WRITTEN PROBLEM: Gather each line of the records where "épée" appears.

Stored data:
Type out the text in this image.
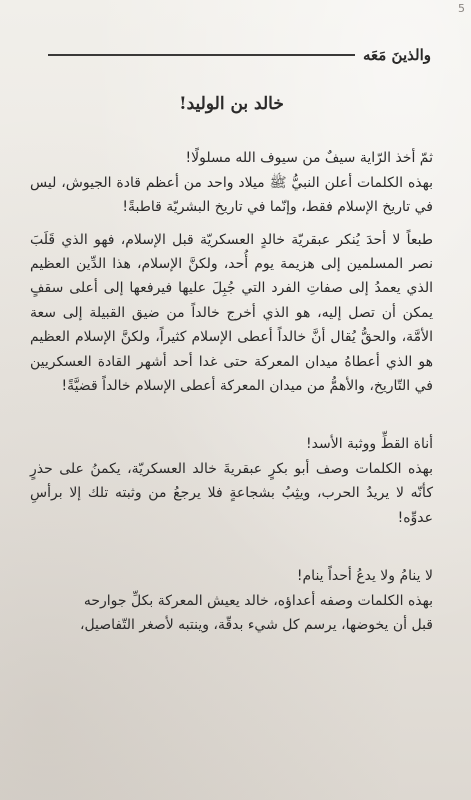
5
والذينَ مَعَه
خالد بن الوليد!

ثمّ أخذ الرّاية سيفٌ من سيوف الله مسلولًا!

بهذه الكلمات أعلن النبيُّ ﷺ ميلاد واحد من أعظم قادة الجيوش، ليس في تاريخ الإسلام فقط، وإنّما في تاريخ البشريّة قاطبةً!

طبعاً لا أحدَ يُنكر عبقريّة خالدٍ العسكريّة قبل الإسلام، فهو الذي قَلَبَ نصر المسلمين إلى هزيمة يوم أُحد، ولكنَّ الإسلام، هذا الدِّين العظيم الذي يعمدُ إلى صفاتِ الفرد التي جُبِلَ عليها فيرفعها إلى أعلى سقفٍ يمكن أن تصل إليه، هو الذي أخرج خالداً من ضيق القبيلة إلى سعة الأمَّة، والحقُّ يُقال أنَّ خالداً أعطى الإسلام كثيراً، ولكنَّ الإسلام العظيم هو الذي أعطاهُ ميدان المعركة حتى غدا أحد أشهر القادة العسكريين في التّاريخ، والأهمُّ من ميدان المعركة أعطى الإسلام خالداً قضيَّةً!

أناة القطِّ ووثبة الأسد!

بهذه الكلمات وصف أبو بكرٍ عبقريةَ خالد العسكريّة، يكمنُ على حذرٍ كأنّه لا يريدُ الحرب، ويثِبُ بشجاعةٍ فلا يرجعُ من وثبته تلك إلا برأسِ عدوِّه!

لا ينامُ ولا يدعُ أحداً ينام!

بهذه الكلمات وصفه أعداؤه، خالد يعيش المعركة بكلِّ جوارحه

قبل أن يخوضها، يرسم كل شيء بدقّة، وينتبه لأصغر التّفاصيل،
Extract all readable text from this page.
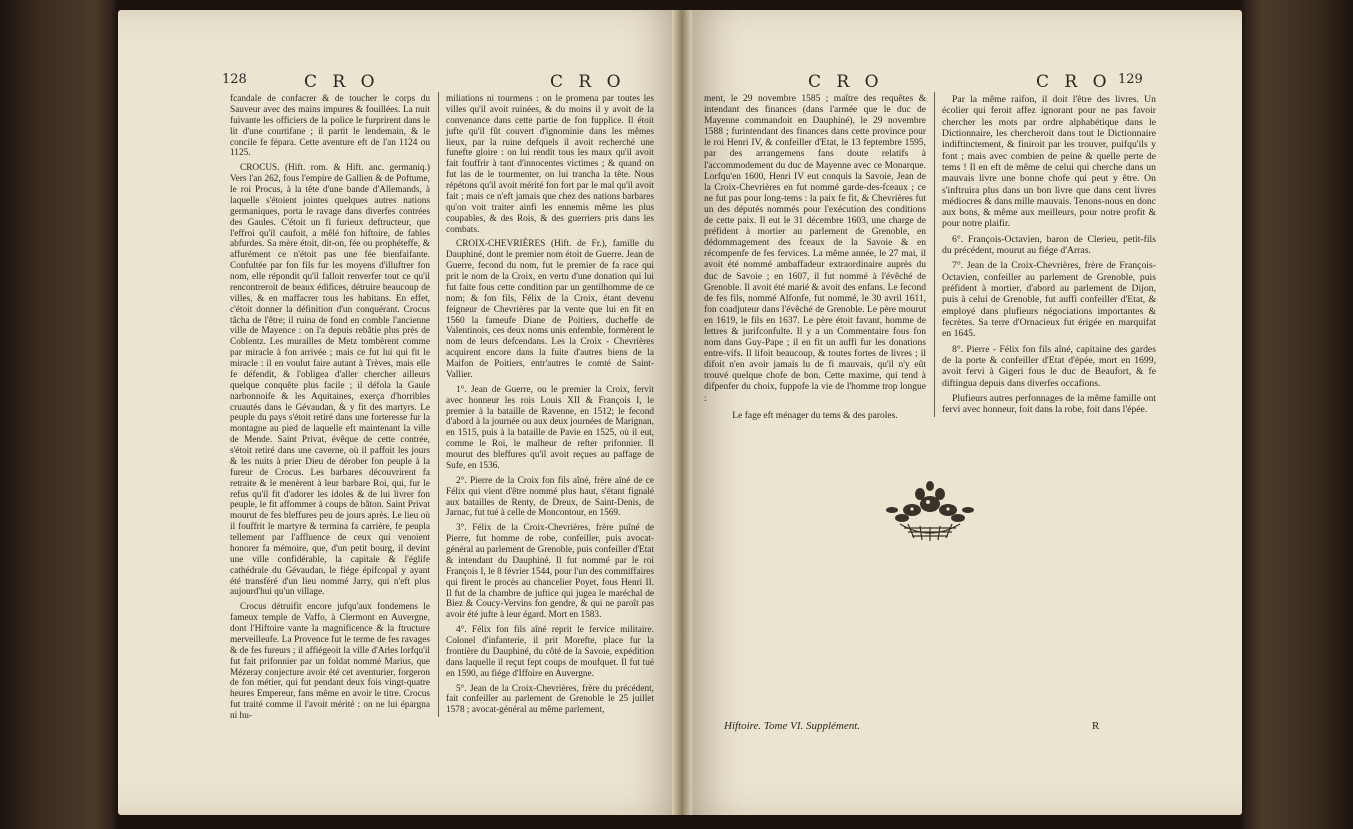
128	C R O	C R O

fcandale de confacrer & de toucher le corps du Sauveur avec des mains impures & fouillées. La nuit fuivante les officiers de la police le furprirent dans le lit d'une courtifane ; il partit le lendemain, & le concile fe fépara. Cette aventure eft de l'an 1124 ou 1125.

CROCUS. (Hift. rom. & Hift. anc. germaniq.) Vers l'an 262, fous l'empire de Gallien & de Poftume, le roi Procus, à la tête d'une bande d'Allemands, à laquelle s'étoient jointes quelques autres nations germaniques, porta le ravage dans diverfes contrées des Gaules. C'étoit un fi furieux deftructeur, que l'effroi qu'il caufoit, a mêlé fon hiftoire, de fables abfurdes. Sa mère étoit, dit-on, fée ou prophéteffe, & affurément ce n'étoit pas une fée bienfaifante. Confultée par fon fils fur les moyens d'illuftrer fon nom, elle répondit qu'il falloit renverfer tout ce qu'il rencontreroit de beaux édifices, détruire beaucoup de villes, & en maffacrer tous les habitans. En effet, c'étoit donner la définition d'un conquérant. Crocus tâcha de l'être; il ruina de fond en comble l'ancienne ville de Mayence : on l'a depuis rebâtie plus près de Coblentz. Les murailles de Metz tombèrent comme par miracle à fon arrivée ; mais ce fut lui qui fit le miracle : il en voulut faire autant à Trèves, mais elle fe défendit, & l'obligea d'aller chercher ailleurs quelque conquête plus facile ; il défola la Gaule narbonnoife & les Aquitaines, exerça d'horribles cruautés dans le Gévaudan, & y fit des martyrs. Le peuple du pays s'étoit retiré dans une forteresse fur la montagne au pied de laquelle eft maintenant la ville de Mende. Saint Privat, évêque de cette contrée, s'étoit retiré dans une caverne, où il paffoit les jours & les nuits à prier Dieu de dérober fon peuple à la fureur de Crocus. Les barbares découvrirent fa retraite & le menèrent à leur barbare Roi, qui, fur le refus qu'il fit d'adorer les idoles & de lui livrer fon peuple, le fit affommer à coups de bâton. Saint Privat mourut de fes bleffures peu de jours après. Le lieu où il fouffrit le martyre & termina fa carrière, fe peupla tellement par l'affluence de ceux qui venoient honorer fa mémoire, que, d'un petit bourg, il devint une ville confidérable, la capitale & l'églife cathédrale du Gévaudan, le fiége épifcopal y ayant été transféré d'un lieu nommé Jarry, qui n'eft plus aujourd'hui qu'un village.

Crocus détruifit encore jufqu'aux fondemens le fameux temple de Vaffo, à Clermont en Auvergne, dont l'Hiftoire vante la magnificence & la ftructure merveilleufe. La Provence fut le terme de fes ravages & de fes fureurs ; il affiégeoit la ville d'Arles lorfqu'il fut fait prifonnier par un foldat nommé Marius, que Mézeray conjecture avoir été cet aventurier, forgeron de fon métier, qui fut pendant deux fois vingt-quatre heures Empereur, fans même en avoir le titre. Crocus fut traité comme il l'avoit mérité : on ne lui épargna ni hu-

miliations ni tourmens : on le promena par toutes les villes qu'il avoit ruinées, & du moins il y avoit de la convenance dans cette partie de fon fupplice. Il étoit jufte qu'il fût couvert d'ignominie dans les mêmes lieux, par la ruine defquels il avoit recherché une funefte gloire : on lui rendit tous les maux qu'il avoit fait fouffrir à tant d'innocentes victimes ; & quand on fut las de le tourmenter, on lui trancha la tête. Nous répétons qu'il avoit mérité fon fort par le mal qu'il avoit fait ; mais ce n'eft jamais que chez des nations barbares qu'on voit traiter ainfi les ennemis même les plus coupables, & des Rois, & des guerriers pris dans les combats.

CROIX-CHEVRIÈRES (Hift. de Fr.), famille du Dauphiné, dont le premier nom étoit de Guerre. Jean de Guerre, fecond du nom, fut le premier de fa race qui prit le nom de la Croix, en vertu d'une donation qui lui fut faite fous cette condition par un gentilhomme de ce nom; & fon fils, Félix de la Croix, étant devenu feigneur de Chevrières par la vente que lui en fit en 1560 la fameufe Diane de Poitiers, ducheffe de Valentinois, ces deux noms unis enfemble, formèrent le nom de leurs defcendans. Les la Croix - Chevrières acquirent encore dans la fuite d'autres biens de la Maifon de Poitiers, entr'autres le comté de Saint-Vallier.

1°. Jean de Guerre, ou le premier la Croix, fervit avec honneur les rois Louis XII & François I, le premier à la bataille de Ravenne, en 1512; le fecond d'abord à la journée ou aux deux journées de Marignan, en 1515, puis à la bataille de Pavie en 1525, où il eut, comme le Roi, le malheur de refter prifonnier. Il mourut des bleffures qu'il avoit reçues au paffage de Sufe, en 1536.

2°. Pierre de la Croix fon fils aîné, frère aîné de ce Félix qui vient d'être nommé plus haut, s'étant fignalé aux batailles de Renty, de Dreux, de Saint-Denis, de Jarnac, fut tué à celle de Moncontour, en 1569.

3°. Félix de la Croix-Chevrières, frère puîné de Pierre, fut homme de robe, confeiller, puis avocat-général au parlement de Grenoble, puis confeiller d'Etat & intendant du Dauphiné. Il fut nommé par le roi François I, le 8 février 1544, pour l'un des commiffaires qui firent le procès au chancelier Poyet, fous Henri II. Il fut de la chambre de juftice qui jugea le maréchal de Biez & Coucy-Vervins fon gendre, & qui ne paroît pas avoir été jufte à leur égard. Mort en 1583.

4°. Félix fon fils aîné reprit le fervice militaire. Colonel d'infanterie, il prit Morefte, place fur la frontière du Dauphiné, du côté de la Savoie, expédition dans laquelle il reçut fept coups de moufquet. Il fut tué en 1590, au fiége d'Iffoire en Auvergne.

5°. Jean de la Croix-Chevrières, frère du précédent, fait confeiller au parlement de Grenoble le 25 juillet 1578 ; avocat-général au même parlement,

C R O	C R O 129

ment, le 29 novembre 1585 ; maître des requêtes & intendant des finances (dans l'armée que le duc de Mayenne commandoit en Dauphiné), le 29 novembre 1588 ; furintendant des finances dans cette province pour le roi Henri IV, & confeiller d'Etat, le 13 feptembre 1595, par des arrangemens fans doute relatifs à l'accommodement du duc de Mayenne avec ce Monarque. Lorfqu'en 1600, Henri IV eut conquis la Savoie, Jean de la Croix-Chevrières en fut nommé garde-des-fceaux ; ce ne fut pas pour long-tems : la paix fe fit, & Chevrières fut un des députés nommés pour l'exécution des conditions de cette paix. Il eut le 31 décembre 1603, une charge de préfident à mortier au parlement de Grenoble, en dédommagement des fceaux de la Savoie & en récompenfe de fes fervices. La même année, le 27 mai, il avoit été nommé ambaffadeur extraordinaire auprès du duc de Savoie ; en 1607, il fut nommé à l'évêché de Grenoble. Il avoit été marié & avoit des enfans. Le fecond de fes fils, nommé Alfonfe, fut nommé, le 30 avril 1611, fon coadjuteur dans l'évêché de Grenoble. Le père mourut en 1619, le fils en 1637. Le père étoit favant, homme de lettres & jurifconfulte. Il y a un Commentaire fous fon nom dans Guy-Pape ; il en fit un auffi fur les donations entre-vifs. Il lifoit beaucoup, & toutes fortes de livres ; il difoit n'en avoir jamais lu de fi mauvais, qu'il n'y eût trouvé quelque chofe de bon. Cette maxime, qui tend à difpenfer du choix, fuppofe la vie de l'homme trop longue :

Le fage eft ménager du tems & des paroles.

Par la même raifon, il doit l'être des livres. Un écolier qui feroit affez ignorant pour ne pas favoir chercher les mots par ordre alphabétique dans le Dictionnaire, les chercheroit dans tout le Dictionnaire indiftinctement, & finiroit par les trouver, puifqu'ils y font ; mais avec combien de peine & quelle perte de tems ! Il en eft de même de celui qui cherche dans un mauvais livre une bonne chofe qui peut y être. On s'inftruira plus dans un bon livre que dans cent livres médiocres & dans mille mauvais. Tenons-nous en donc aux bons, & même aux meilleurs, pour notre profit & pour notre plaifir.

6°. François-Octavien, baron de Clerieu, petit-fils du précédent, mourut au fiége d'Arras.

7°. Jean de la Croix-Chevrières, frère de François-Octavien, confeiller au parlement de Grenoble, puis préfident à mortier, d'abord au parlement de Dijon, puis à celui de Grenoble, fut auffi confeiller d'Etat, & employé dans plufieurs négociations importantes & fecrètes. Sa terre d'Ornacieux fut érigée en marquifat en 1645.

8°. Pierre - Félix fon fils aîné, capitaine des gardes de la porte & confeiller d'Etat d'épée, mort en 1699, avoit fervi à Gigeri fous le duc de Beaufort, & fe diftingua depuis dans diverfes occafions.

Plufieurs autres perfonnages de la même famille ont fervi avec honneur, foit dans la robe, foit dans l'épée.

Hiftoire. Tome VI. Supplément.	R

ANSWER TO THIS PROBLEM:
8°. Pierre - Félix fon fils aîné, capitaine des gardes de la porte & confeiller d'Etat d'épée, mort en 1699, avoit fervi à Gigeri fous le duc de Beaufort, & fe diftingua depuis dans diverfes occafions.
Plufieurs autres perfonnages de la même famille ont fervi avec honneur, foit dans la robe, foit dans l'épée.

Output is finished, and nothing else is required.